▸ Data to process:
-=-=-=-=-

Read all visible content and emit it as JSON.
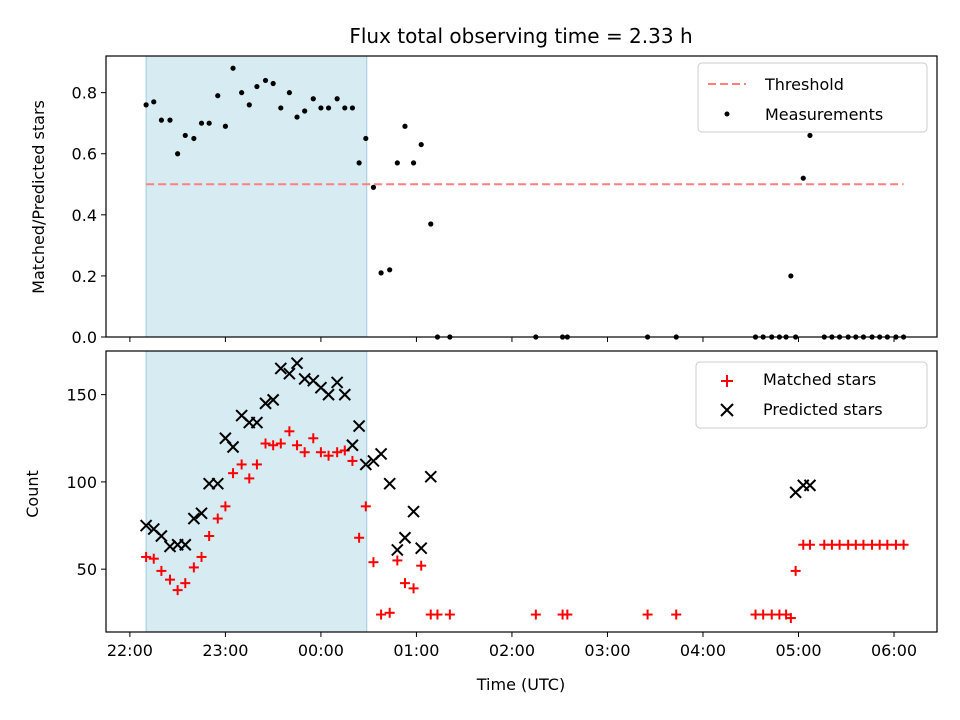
{
  "chart_data": [
    {
      "type": "scatter",
      "title": "Flux total observing time = 2.33 h",
      "xlabel": "",
      "ylabel": "Matched/Predicted stars",
      "ylim": [
        0,
        0.92
      ],
      "yticks": [
        0.0,
        0.2,
        0.4,
        0.6,
        0.8
      ],
      "ytick_labels": [
        "0.0",
        "0.2",
        "0.4",
        "0.6",
        "0.8"
      ],
      "xlim_hours": [
        21.75,
        30.45
      ],
      "highlight_span_hours": [
        22.17,
        24.48
      ],
      "legend": {
        "placement": "upper right",
        "entries": [
          "Threshold",
          "Measurements"
        ]
      },
      "series": [
        {
          "name": "Threshold",
          "kind": "line",
          "style": "dashed",
          "color": "#ff7f7f",
          "x_start_hours": 22.17,
          "x_end_hours": 30.1,
          "value": 0.5
        },
        {
          "name": "Measurements",
          "kind": "scatter",
          "color": "#000000",
          "x_hours": [
            22.17,
            22.25,
            22.33,
            22.42,
            22.5,
            22.58,
            22.67,
            22.75,
            22.83,
            22.92,
            23.0,
            23.08,
            23.17,
            23.25,
            23.33,
            23.42,
            23.5,
            23.58,
            23.67,
            23.75,
            23.83,
            23.92,
            24.0,
            24.08,
            24.17,
            24.25,
            24.33,
            24.4,
            24.47,
            24.55,
            24.63,
            24.72,
            24.8,
            24.88,
            24.97,
            25.05,
            25.15,
            25.22,
            25.35,
            26.25,
            26.53,
            26.58,
            27.42,
            27.72,
            28.55,
            28.63,
            28.72,
            28.8,
            28.87,
            28.92,
            28.97,
            29.05,
            29.12,
            29.27,
            29.35,
            29.43,
            29.52,
            29.6,
            29.68,
            29.77,
            29.85,
            29.93,
            30.02,
            30.1
          ],
          "values": [
            0.76,
            0.77,
            0.71,
            0.71,
            0.6,
            0.66,
            0.65,
            0.7,
            0.7,
            0.79,
            0.69,
            0.88,
            0.8,
            0.76,
            0.82,
            0.84,
            0.83,
            0.75,
            0.8,
            0.72,
            0.74,
            0.78,
            0.75,
            0.75,
            0.78,
            0.75,
            0.75,
            0.57,
            0.65,
            0.49,
            0.21,
            0.22,
            0.57,
            0.69,
            0.57,
            0.63,
            0.37,
            0.0,
            0.0,
            0.0,
            0.0,
            0.0,
            0.0,
            0.0,
            0.0,
            0.0,
            0.0,
            0.0,
            0.0,
            0.2,
            0.0,
            0.52,
            0.66,
            0.0,
            0.0,
            0.0,
            0.0,
            0.0,
            0.0,
            0.0,
            0.0,
            0.0,
            0.0,
            0.0
          ]
        }
      ]
    },
    {
      "type": "scatter",
      "xlabel": "Time (UTC)",
      "ylabel": "Count",
      "ylim": [
        14,
        175
      ],
      "yticks": [
        50,
        100,
        150
      ],
      "ytick_labels": [
        "50",
        "100",
        "150"
      ],
      "xlim_hours": [
        21.75,
        30.45
      ],
      "xticks_hours": [
        22,
        23,
        24,
        25,
        26,
        27,
        28,
        29,
        30
      ],
      "xtick_labels": [
        "22:00",
        "23:00",
        "00:00",
        "01:00",
        "02:00",
        "03:00",
        "04:00",
        "05:00",
        "06:00"
      ],
      "highlight_span_hours": [
        22.17,
        24.48
      ],
      "legend": {
        "placement": "upper right",
        "entries": [
          "Matched stars",
          "Predicted stars"
        ]
      },
      "series": [
        {
          "name": "Matched stars",
          "marker": "+",
          "color": "#ff0000",
          "x_hours": [
            22.17,
            22.25,
            22.33,
            22.42,
            22.5,
            22.58,
            22.67,
            22.75,
            22.83,
            22.92,
            23.0,
            23.08,
            23.17,
            23.25,
            23.33,
            23.42,
            23.5,
            23.58,
            23.67,
            23.75,
            23.83,
            23.92,
            24.0,
            24.08,
            24.17,
            24.25,
            24.33,
            24.4,
            24.47,
            24.55,
            24.63,
            24.72,
            24.8,
            24.88,
            24.97,
            25.05,
            25.15,
            25.22,
            25.35,
            26.25,
            26.53,
            26.58,
            27.42,
            27.72,
            28.55,
            28.63,
            28.72,
            28.8,
            28.87,
            28.92,
            28.97,
            29.05,
            29.12,
            29.27,
            29.35,
            29.43,
            29.52,
            29.6,
            29.68,
            29.77,
            29.85,
            29.93,
            30.02,
            30.1
          ],
          "values": [
            57,
            56,
            49,
            44,
            38,
            42,
            51,
            57,
            69,
            79,
            86,
            105,
            110,
            102,
            110,
            122,
            121,
            122,
            129,
            121,
            117,
            125,
            117,
            115,
            117,
            118,
            112,
            68,
            86,
            54,
            24,
            25,
            55,
            42,
            39,
            52,
            24,
            24,
            24,
            24,
            24,
            24,
            24,
            24,
            24,
            24,
            24,
            24,
            24,
            22,
            49,
            64,
            64,
            64,
            64,
            64,
            64,
            64,
            64,
            64,
            64,
            64,
            64,
            64
          ]
        },
        {
          "name": "Predicted stars",
          "marker": "x",
          "color": "#000000",
          "x_hours": [
            22.17,
            22.25,
            22.33,
            22.42,
            22.5,
            22.58,
            22.67,
            22.75,
            22.83,
            22.92,
            23.0,
            23.08,
            23.17,
            23.25,
            23.33,
            23.42,
            23.5,
            23.58,
            23.67,
            23.75,
            23.83,
            23.92,
            24.0,
            24.08,
            24.17,
            24.25,
            24.33,
            24.4,
            24.47,
            24.55,
            24.63,
            24.72,
            24.8,
            24.88,
            24.97,
            25.05,
            25.15,
            28.97,
            29.05,
            29.12
          ],
          "values": [
            75,
            73,
            69,
            63,
            64,
            64,
            79,
            82,
            99,
            99,
            125,
            120,
            138,
            134,
            134,
            145,
            147,
            165,
            162,
            168,
            159,
            158,
            154,
            150,
            157,
            150,
            121,
            132,
            110,
            112,
            116,
            99,
            61,
            68,
            83,
            62,
            103,
            94,
            98,
            98
          ]
        }
      ]
    }
  ]
}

-=-=-=-=-

Print out the material word for word, omitting the pictures.

▸ Solution to the exercise:
Read all visible content and emit it as JSON.
{
  "chart_data": [
    {
      "type": "scatter",
      "title": "Flux total observing time = 2.33 h",
      "xlabel": "",
      "ylabel": "Matched/Predicted stars",
      "ylim": [
        0,
        0.92
      ],
      "yticks": [
        0.0,
        0.2,
        0.4,
        0.6,
        0.8
      ],
      "ytick_labels": [
        "0.0",
        "0.2",
        "0.4",
        "0.6",
        "0.8"
      ],
      "xlim_hours": [
        21.75,
        30.45
      ],
      "highlight_span_hours": [
        22.17,
        24.48
      ],
      "legend": {
        "placement": "upper right",
        "entries": [
          "Threshold",
          "Measurements"
        ]
      },
      "series": [
        {
          "name": "Threshold",
          "kind": "line",
          "style": "dashed",
          "color": "#ff7f7f",
          "x_start_hours": 22.17,
          "x_end_hours": 30.1,
          "value": 0.5
        },
        {
          "name": "Measurements",
          "kind": "scatter",
          "color": "#000000",
          "x_hours": [
            22.17,
            22.25,
            22.33,
            22.42,
            22.5,
            22.58,
            22.67,
            22.75,
            22.83,
            22.92,
            23.0,
            23.08,
            23.17,
            23.25,
            23.33,
            23.42,
            23.5,
            23.58,
            23.67,
            23.75,
            23.83,
            23.92,
            24.0,
            24.08,
            24.17,
            24.25,
            24.33,
            24.4,
            24.47,
            24.55,
            24.63,
            24.72,
            24.8,
            24.88,
            24.97,
            25.05,
            25.15,
            25.22,
            25.35,
            26.25,
            26.53,
            26.58,
            27.42,
            27.72,
            28.55,
            28.63,
            28.72,
            28.8,
            28.87,
            28.92,
            28.97,
            29.05,
            29.12,
            29.27,
            29.35,
            29.43,
            29.52,
            29.6,
            29.68,
            29.77,
            29.85,
            29.93,
            30.02,
            30.1
          ],
          "values": [
            0.76,
            0.77,
            0.71,
            0.71,
            0.6,
            0.66,
            0.65,
            0.7,
            0.7,
            0.79,
            0.69,
            0.88,
            0.8,
            0.76,
            0.82,
            0.84,
            0.83,
            0.75,
            0.8,
            0.72,
            0.74,
            0.78,
            0.75,
            0.75,
            0.78,
            0.75,
            0.75,
            0.57,
            0.65,
            0.49,
            0.21,
            0.22,
            0.57,
            0.69,
            0.57,
            0.63,
            0.37,
            0.0,
            0.0,
            0.0,
            0.0,
            0.0,
            0.0,
            0.0,
            0.0,
            0.0,
            0.0,
            0.0,
            0.0,
            0.2,
            0.0,
            0.52,
            0.66,
            0.0,
            0.0,
            0.0,
            0.0,
            0.0,
            0.0,
            0.0,
            0.0,
            0.0,
            0.0,
            0.0
          ]
        }
      ]
    },
    {
      "type": "scatter",
      "xlabel": "Time (UTC)",
      "ylabel": "Count",
      "ylim": [
        14,
        175
      ],
      "yticks": [
        50,
        100,
        150
      ],
      "ytick_labels": [
        "50",
        "100",
        "150"
      ],
      "xlim_hours": [
        21.75,
        30.45
      ],
      "xticks_hours": [
        22,
        23,
        24,
        25,
        26,
        27,
        28,
        29,
        30
      ],
      "xtick_labels": [
        "22:00",
        "23:00",
        "00:00",
        "01:00",
        "02:00",
        "03:00",
        "04:00",
        "05:00",
        "06:00"
      ],
      "highlight_span_hours": [
        22.17,
        24.48
      ],
      "legend": {
        "placement": "upper right",
        "entries": [
          "Matched stars",
          "Predicted stars"
        ]
      },
      "series": [
        {
          "name": "Matched stars",
          "marker": "+",
          "color": "#ff0000",
          "x_hours": [
            22.17,
            22.25,
            22.33,
            22.42,
            22.5,
            22.58,
            22.67,
            22.75,
            22.83,
            22.92,
            23.0,
            23.08,
            23.17,
            23.25,
            23.33,
            23.42,
            23.5,
            23.58,
            23.67,
            23.75,
            23.83,
            23.92,
            24.0,
            24.08,
            24.17,
            24.25,
            24.33,
            24.4,
            24.47,
            24.55,
            24.63,
            24.72,
            24.8,
            24.88,
            24.97,
            25.05,
            25.15,
            25.22,
            25.35,
            26.25,
            26.53,
            26.58,
            27.42,
            27.72,
            28.55,
            28.63,
            28.72,
            28.8,
            28.87,
            28.92,
            28.97,
            29.05,
            29.12,
            29.27,
            29.35,
            29.43,
            29.52,
            29.6,
            29.68,
            29.77,
            29.85,
            29.93,
            30.02,
            30.1
          ],
          "values": [
            57,
            56,
            49,
            44,
            38,
            42,
            51,
            57,
            69,
            79,
            86,
            105,
            110,
            102,
            110,
            122,
            121,
            122,
            129,
            121,
            117,
            125,
            117,
            115,
            117,
            118,
            112,
            68,
            86,
            54,
            24,
            25,
            55,
            42,
            39,
            52,
            24,
            24,
            24,
            24,
            24,
            24,
            24,
            24,
            24,
            24,
            24,
            24,
            24,
            22,
            49,
            64,
            64,
            64,
            64,
            64,
            64,
            64,
            64,
            64,
            64,
            64,
            64,
            64
          ]
        },
        {
          "name": "Predicted stars",
          "marker": "x",
          "color": "#000000",
          "x_hours": [
            22.17,
            22.25,
            22.33,
            22.42,
            22.5,
            22.58,
            22.67,
            22.75,
            22.83,
            22.92,
            23.0,
            23.08,
            23.17,
            23.25,
            23.33,
            23.42,
            23.5,
            23.58,
            23.67,
            23.75,
            23.83,
            23.92,
            24.0,
            24.08,
            24.17,
            24.25,
            24.33,
            24.4,
            24.47,
            24.55,
            24.63,
            24.72,
            24.8,
            24.88,
            24.97,
            25.05,
            25.15,
            28.97,
            29.05,
            29.12
          ],
          "values": [
            75,
            73,
            69,
            63,
            64,
            64,
            79,
            82,
            99,
            99,
            125,
            120,
            138,
            134,
            134,
            145,
            147,
            165,
            162,
            168,
            159,
            158,
            154,
            150,
            157,
            150,
            121,
            132,
            110,
            112,
            116,
            99,
            61,
            68,
            83,
            62,
            103,
            94,
            98,
            98
          ]
        }
      ]
    }
  ]
}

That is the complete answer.